DESCRIPTION OF THE TASK
Transcribe each line of the records below exactly, excluding any embedded images.
* Begin PROVIDED DATA *
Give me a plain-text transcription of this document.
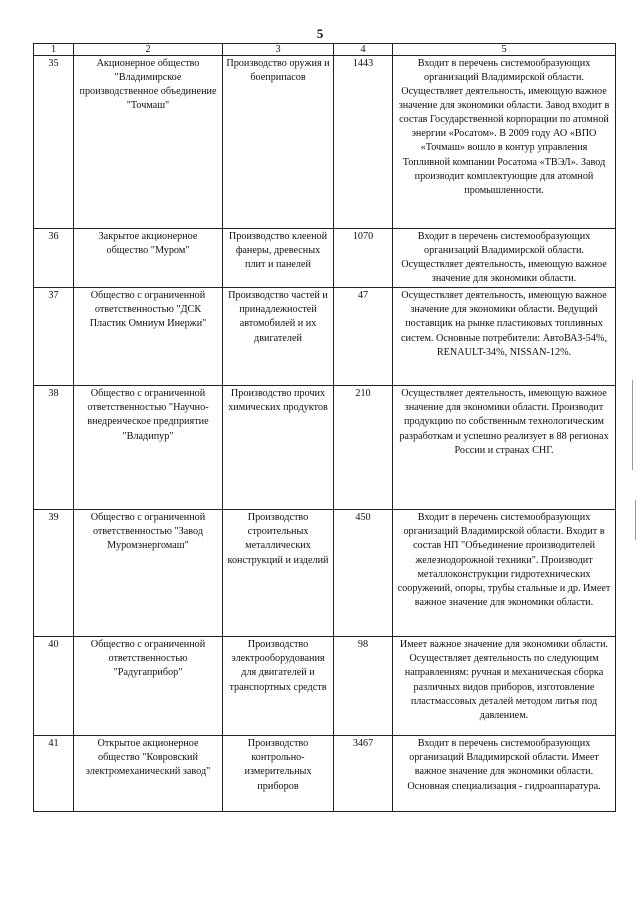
5
1	2	3	4	5
35	Акционерное общество "Владимирское производственное объединение "Точмаш"	Производство оружия и боеприпасов	1443	Входит в перечень системообразующих организаций Владимирской области. Осуществляет деятельность, имеющую важное значение для экономики области. Завод входит в состав Государственной корпорации по атомной энергии «Росатом». В 2009 году АО «ВПО «Точмаш» вошло в контур управления Топливной компании Росатома «ТВЭЛ». Завод производит комплектующие для атомной промышленности.
36	Закрытое акционерное общество "Муром"	Производство клееной фанеры, древесных плит и панелей	1070	Входит в перечень системообразующих организаций Владимирской области. Осуществляет деятельность, имеющую важное значение для экономики области.
37	Общество с ограниченной ответственностью "ДСК Пластик Омниум Инержи"	Производство частей и принадлежностей автомобилей и их двигателей	47	Осуществляет деятельность, имеющую важное значение для экономики области. Ведущий поставщик на рынке пластиковых топливных систем. Основные потребители: АвтоВАЗ-54%, RENAULT-34%, NISSAN-12%.
38	Общество с ограниченной ответственностью "Научно-внедренческое предприятие "Владипур"	Производство прочих химических продуктов	210	Осуществляет деятельность, имеющую важное значение для экономики области. Производит продукцию по собственным технологическим разработкам и успешно реализует в 88 регионах России и странах СНГ.
39	Общество с ограниченной ответственностью "Завод Муромэнергомаш"	Производство строительных металлических конструкций и изделий	450	Входит в перечень системообразующих организаций Владимирской области. Входит в состав НП "Объединение производителей железнодорожной техники". Производит металлоконструкции гидротехнических сооружений, опоры, трубы стальные и др. Имеет важное значение для экономики области.
40	Общество с ограниченной ответственностью "Радугаприбор"	Производство электрооборудования для двигателей и транспортных средств	98	Имеет важное значение для экономики области. Осуществляет деятельность по следующим направлениям: ручная и механическая сборка различных видов приборов, изготовление пластмассовых деталей методом литья под давлением.
41	Открытое акционерное общество "Ковровский электромеханический завод"	Производство контрольно-измерительных приборов	3467	Входит в перечень системообразующих организаций Владимирской области. Имеет важное значение для экономики области. Основная специализация - гидроаппаратура.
* End PROVIDED DATA *
COMPLETED TASK
Give me a plain-text transcription of this document.
5
1	2	3	4	5
35	Акционерное общество "Владимирское производственное объединение "Точмаш"	Производство оружия и боеприпасов	1443	Входит в перечень системообразующих организаций Владимирской области. Осуществляет деятельность, имеющую важное значение для экономики области. Завод входит в состав Государственной корпорации по атомной энергии «Росатом». В 2009 году АО «ВПО «Точмаш» вошло в контур управления Топливной компании Росатома «ТВЭЛ». Завод производит комплектующие для атомной промышленности.
36	Закрытое акционерное общество "Муром"	Производство клееной фанеры, древесных плит и панелей	1070	Входит в перечень системообразующих организаций Владимирской области. Осуществляет деятельность, имеющую важное значение для экономики области.
37	Общество с ограниченной ответственностью "ДСК Пластик Омниум Инержи"	Производство частей и принадлежностей автомобилей и их двигателей	47	Осуществляет деятельность, имеющую важное значение для экономики области. Ведущий поставщик на рынке пластиковых топливных систем. Основные потребители: АвтоВАЗ-54%, RENAULT-34%, NISSAN-12%.
38	Общество с ограниченной ответственностью "Научно-внедренческое предприятие "Владипур"	Производство прочих химических продуктов	210	Осуществляет деятельность, имеющую важное значение для экономики области. Производит продукцию по собственным технологическим разработкам и успешно реализует в 88 регионах России и странах СНГ.
39	Общество с ограниченной ответственностью "Завод Муромэнергомаш"	Производство строительных металлических конструкций и изделий	450	Входит в перечень системообразующих организаций Владимирской области. Входит в состав НП "Объединение производителей железнодорожной техники". Производит металлоконструкции гидротехнических сооружений, опоры, трубы стальные и др. Имеет важное значение для экономики области.
40	Общество с ограниченной ответственностью "Радугаприбор"	Производство электрооборудования для двигателей и транспортных средств	98	Имеет важное значение для экономики области. Осуществляет деятельность по следующим направлениям: ручная и механическая сборка различных видов приборов, изготовление пластмассовых деталей методом литья под давлением.
41	Открытое акционерное общество "Ковровский электромеханический завод"	Производство контрольно-измерительных приборов	3467	Входит в перечень системообразующих организаций Владимирской области. Имеет важное значение для экономики области. Основная специализация - гидроаппаратура.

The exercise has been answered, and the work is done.